◆ Given records:
○ ○ ○ ○

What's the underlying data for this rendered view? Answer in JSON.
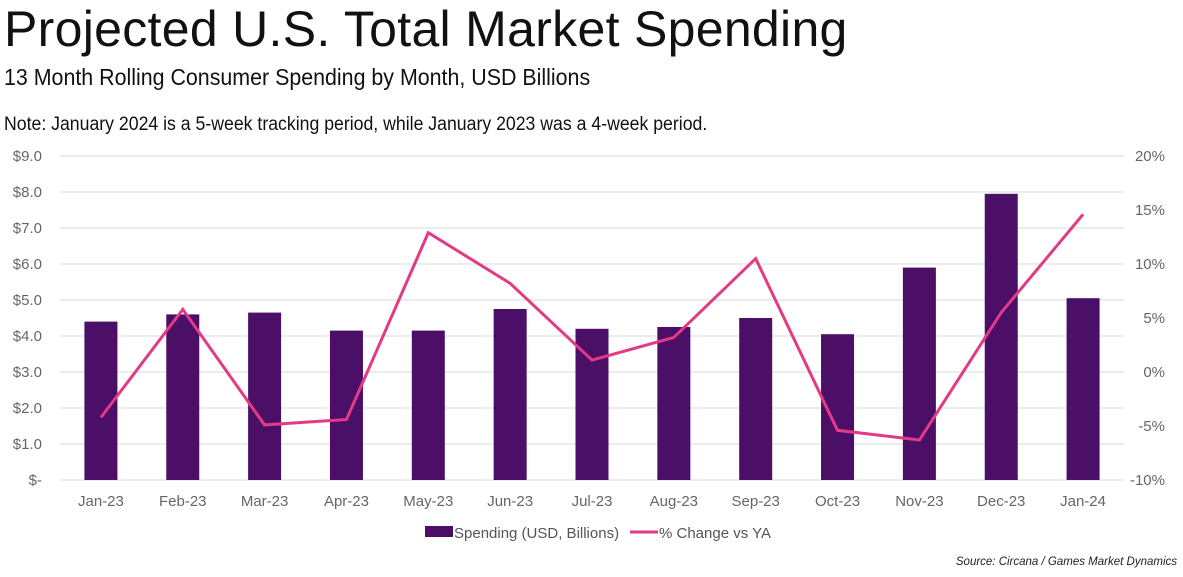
{
  "header": {
    "title": "Projected U.S. Total Market Spending",
    "subtitle": "13 Month Rolling Consumer Spending by Month, USD Billions",
    "note": "Note: January 2024 is a 5-week tracking period, while January 2023 was a 4-week period."
  },
  "source": "Source: Circana / Games Market Dynamics",
  "colors": {
    "bar": "#4B0F68",
    "line": "#E33A85",
    "grid": "#E6E6E6"
  },
  "chart_data": {
    "type": "bar",
    "title": "Projected U.S. Total Market Spending",
    "categories": [
      "Jan-23",
      "Feb-23",
      "Mar-23",
      "Apr-23",
      "May-23",
      "Jun-23",
      "Jul-23",
      "Aug-23",
      "Sep-23",
      "Oct-23",
      "Nov-23",
      "Dec-23",
      "Jan-24"
    ],
    "series": [
      {
        "name": "Spending (USD, Billions)",
        "type": "bar",
        "axis": "left",
        "values": [
          4.4,
          4.6,
          4.65,
          4.15,
          4.15,
          4.75,
          4.2,
          4.25,
          4.5,
          4.05,
          5.9,
          7.95,
          5.05
        ]
      },
      {
        "name": "% Change vs YA",
        "type": "line",
        "axis": "right",
        "values": [
          -4.2,
          5.8,
          -4.9,
          -4.4,
          12.9,
          8.2,
          1.1,
          3.2,
          10.5,
          -5.4,
          -6.3,
          5.5,
          14.6
        ]
      }
    ],
    "left_axis": {
      "ylim": [
        0,
        9
      ],
      "ticks": [
        "$-",
        "$1.0",
        "$2.0",
        "$3.0",
        "$4.0",
        "$5.0",
        "$6.0",
        "$7.0",
        "$8.0",
        "$9.0"
      ]
    },
    "right_axis": {
      "ylim": [
        -10,
        20
      ],
      "ticks": [
        "-10%",
        "-5%",
        "0%",
        "5%",
        "10%",
        "15%",
        "20%"
      ]
    },
    "grid": true,
    "legend": {
      "position": "bottom-center",
      "items": [
        "Spending (USD, Billions)",
        "% Change vs YA"
      ]
    }
  }
}
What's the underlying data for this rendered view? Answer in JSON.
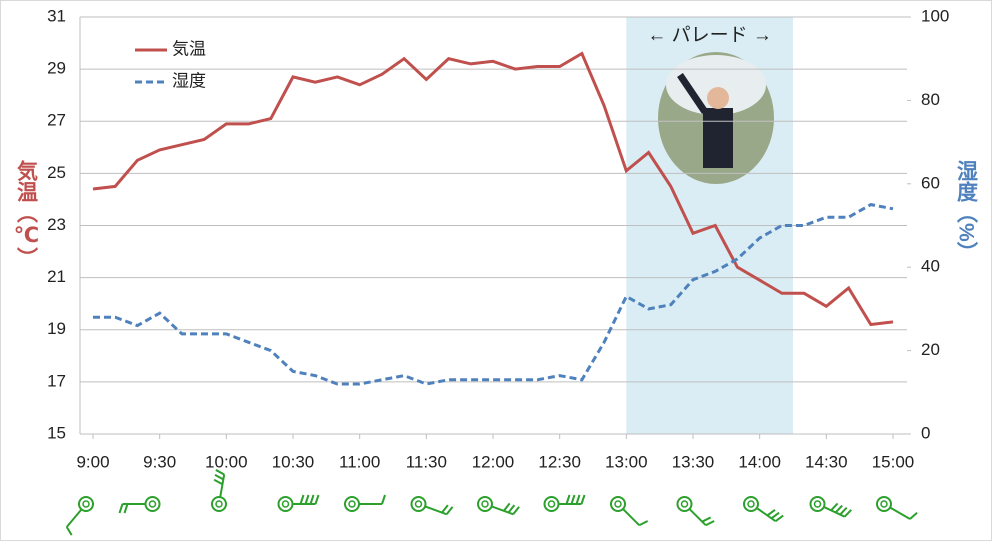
{
  "chart_data": {
    "type": "line",
    "categories": [
      "9:00",
      null,
      null,
      "9:30",
      null,
      null,
      "10:00",
      null,
      null,
      "10:30",
      null,
      null,
      "11:00",
      null,
      null,
      "11:30",
      null,
      null,
      "12:00",
      null,
      null,
      "12:30",
      null,
      null,
      "13:00",
      null,
      null,
      "13:30",
      null,
      null,
      "14:00",
      null,
      null,
      "14:30",
      null,
      null,
      "15:00"
    ],
    "series": [
      {
        "name": "気温",
        "color": "#c0504d",
        "axis": "y",
        "dash": false,
        "values": [
          24.4,
          24.5,
          25.5,
          25.9,
          26.1,
          26.3,
          26.9,
          26.9,
          27.1,
          28.7,
          28.5,
          28.7,
          28.4,
          28.8,
          29.4,
          28.6,
          29.4,
          29.2,
          29.3,
          29.0,
          29.1,
          29.1,
          29.6,
          27.6,
          25.1,
          25.8,
          24.5,
          22.7,
          23.0,
          21.4,
          20.9,
          20.4,
          20.4,
          19.9,
          20.6,
          19.2,
          19.3
        ]
      },
      {
        "name": "湿度",
        "color": "#4f81bd",
        "axis": "y2",
        "dash": true,
        "values": [
          28,
          28,
          26,
          29,
          24,
          24,
          24,
          22,
          20,
          15,
          14,
          12,
          12,
          13,
          14,
          12,
          13,
          13,
          13,
          13,
          13,
          14,
          13,
          22,
          33,
          30,
          31,
          37,
          39,
          42,
          47,
          50,
          50,
          52,
          52,
          55,
          54
        ]
      }
    ],
    "ylabel": "気温（℃）",
    "y2label": "湿度（%）",
    "ylim": [
      15,
      31
    ],
    "yticks": [
      15,
      17,
      19,
      21,
      23,
      25,
      27,
      29,
      31
    ],
    "y2lim": [
      0,
      100
    ],
    "y2ticks": [
      0,
      20,
      40,
      60,
      80,
      100
    ],
    "grid": true,
    "legend": "top-left",
    "annotation": "← パレード →"
  }
}
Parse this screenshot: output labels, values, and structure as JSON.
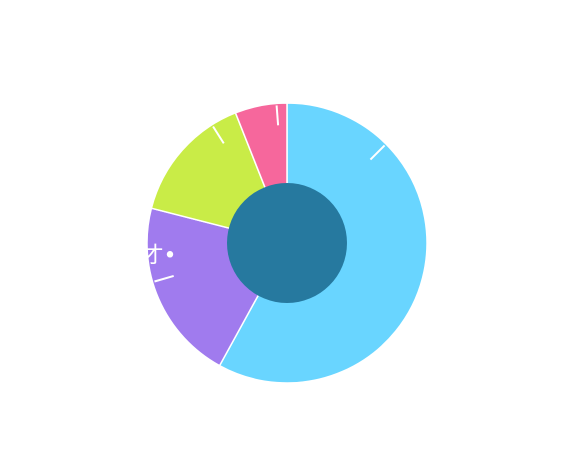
{
  "chart_data": {
    "type": "pie",
    "variant": "donut",
    "categories": [
      "",
      "",
      "",
      ""
    ],
    "values": [
      58,
      21,
      15,
      6
    ],
    "colors": [
      "#69d5ff",
      "#a07bee",
      "#c9ec47",
      "#f6679c"
    ],
    "center_color": "#26799f",
    "slice_labels": [
      "",
      "才•",
      "",
      ""
    ],
    "start_angle_deg": 0,
    "direction": "clockwise",
    "legend": "none",
    "title": ""
  }
}
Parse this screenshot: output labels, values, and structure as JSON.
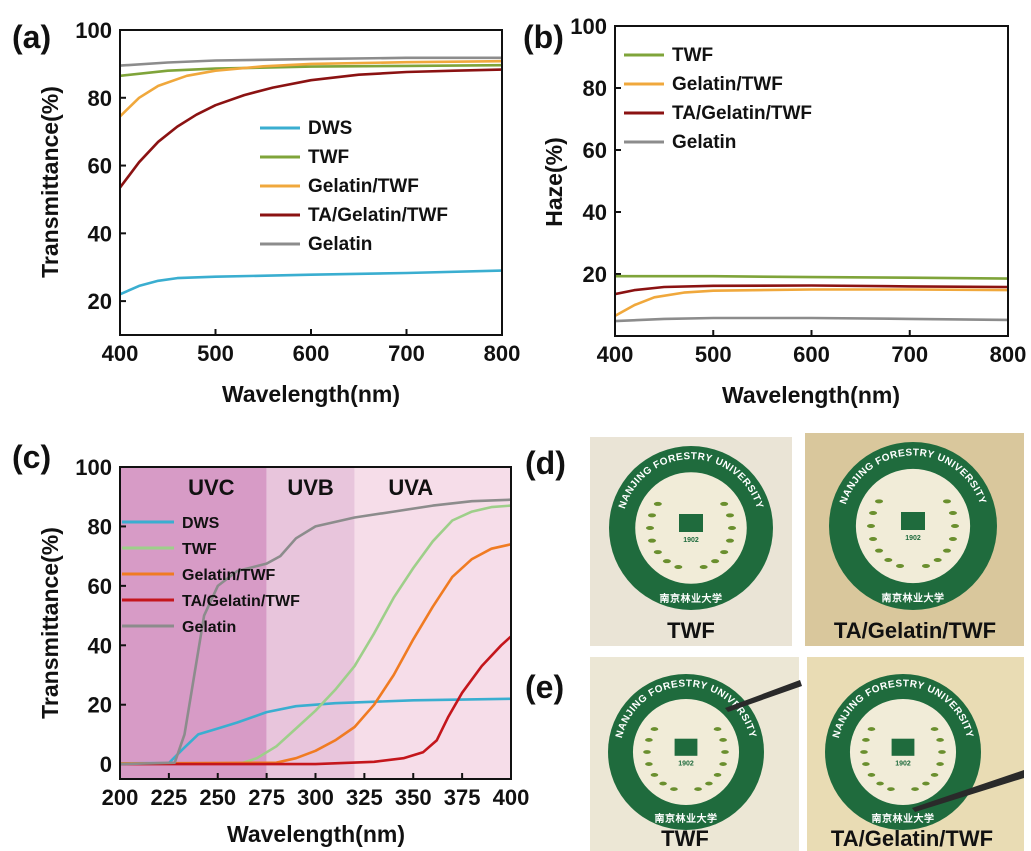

○ ○ ○ ○

Print the complete listing exactly as it stands, without its pictures.

What's the underlying data for this rendered view? Answer in JSON.
{
  "header": {
    "title": "Projected U.S. Total Market Spending",
    "subtitle": "13 Month Rolling Consumer Spending by Month, USD Billions",
    "note": "Note: January 2024 is a 5-week tracking period, while January 2023 was a 4-week period."
  },
  "source": "Source: Circana / Games Market Dynamics",
  "colors": {
    "bar": "#4B0F68",
    "line": "#E33A85",
    "grid": "#E6E6E6"
  },
  "chart_data": {
    "type": "bar",
    "title": "Projected U.S. Total Market Spending",
    "categories": [
      "Jan-23",
      "Feb-23",
      "Mar-23",
      "Apr-23",
      "May-23",
      "Jun-23",
      "Jul-23",
      "Aug-23",
      "Sep-23",
      "Oct-23",
      "Nov-23",
      "Dec-23",
      "Jan-24"
    ],
    "series": [
      {
        "name": "Spending (USD, Billions)",
        "type": "bar",
        "axis": "left",
        "values": [
          4.4,
          4.6,
          4.65,
          4.15,
          4.15,
          4.75,
          4.2,
          4.25,
          4.5,
          4.05,
          5.9,
          7.95,
          5.05
        ]
      },
      {
        "name": "% Change vs YA",
        "type": "line",
        "axis": "right",
        "values": [
          -4.2,
          5.8,
          -4.9,
          -4.4,
          12.9,
          8.2,
          1.1,
          3.2,
          10.5,
          -5.4,
          -6.3,
          5.5,
          14.6
        ]
      }
    ],
    "left_axis": {
      "ylim": [
        0,
        9
      ],
      "ticks": [
        "$-",
        "$1.0",
        "$2.0",
        "$3.0",
        "$4.0",
        "$5.0",
        "$6.0",
        "$7.0",
        "$8.0",
        "$9.0"
      ]
    },
    "right_axis": {
      "ylim": [
        -10,
        20
      ],
      "ticks": [
        "-10%",
        "-5%",
        "0%",
        "5%",
        "10%",
        "15%",
        "20%"
      ]
    },
    "grid": true,
    "legend": {
      "position": "bottom-center",
      "items": [
        "Spending (USD, Billions)",
        "% Change vs YA"
      ]
    }
  }
}
What's the underlying data for this rendered view? Answer in JSON.
{
  "chart_data": {
    "type": "line",
    "categories": [
      "9:00",
      null,
      null,
      "9:30",
      null,
      null,
      "10:00",
      null,
      null,
      "10:30",
      null,
      null,
      "11:00",
      null,
      null,
      "11:30",
      null,
      null,
      "12:00",
      null,
      null,
      "12:30",
      null,
      null,
      "13:00",
      null,
      null,
      "13:30",
      null,
      null,
      "14:00",
      null,
      null,
      "14:30",
      null,
      null,
      "15:00"
    ],
    "series": [
      {
        "name": "気温",
        "color": "#c0504d",
        "axis": "y",
        "dash": false,
        "values": [
          24.4,
          24.5,
          25.5,
          25.9,
          26.1,
          26.3,
          26.9,
          26.9,
          27.1,
          28.7,
          28.5,
          28.7,
          28.4,
          28.8,
          29.4,
          28.6,
          29.4,
          29.2,
          29.3,
          29.0,
          29.1,
          29.1,
          29.6,
          27.6,
          25.1,
          25.8,
          24.5,
          22.7,
          23.0,
          21.4,
          20.9,
          20.4,
          20.4,
          19.9,
          20.6,
          19.2,
          19.3
        ]
      },
      {
        "name": "湿度",
        "color": "#4f81bd",
        "axis": "y2",
        "dash": true,
        "values": [
          28,
          28,
          26,
          29,
          24,
          24,
          24,
          22,
          20,
          15,
          14,
          12,
          12,
          13,
          14,
          12,
          13,
          13,
          13,
          13,
          13,
          14,
          13,
          22,
          33,
          30,
          31,
          37,
          39,
          42,
          47,
          50,
          50,
          52,
          52,
          55,
          54
        ]
      }
    ],
    "ylabel": "気温（℃）",
    "y2label": "湿度（%）",
    "ylim": [
      15,
      31
    ],
    "yticks": [
      15,
      17,
      19,
      21,
      23,
      25,
      27,
      29,
      31
    ],
    "y2lim": [
      0,
      100
    ],
    "y2ticks": [
      0,
      20,
      40,
      60,
      80,
      100
    ],
    "grid": true,
    "legend": "top-left",
    "annotation": "← パレード →"
  }
}
Parse this screenshot: output labels, values, and structure as JSON.
{
  "chart_data": {
    "type": "pie",
    "variant": "donut",
    "categories": [
      "",
      "",
      "",
      ""
    ],
    "values": [
      58,
      21,
      15,
      6
    ],
    "colors": [
      "#69d5ff",
      "#a07bee",
      "#c9ec47",
      "#f6679c"
    ],
    "center_color": "#26799f",
    "slice_labels": [
      "",
      "才•",
      "",
      ""
    ],
    "start_angle_deg": 0,
    "direction": "clockwise",
    "legend": "none",
    "title": ""
  }
}
Parse this screenshot: output labels, values, and structure as JSON.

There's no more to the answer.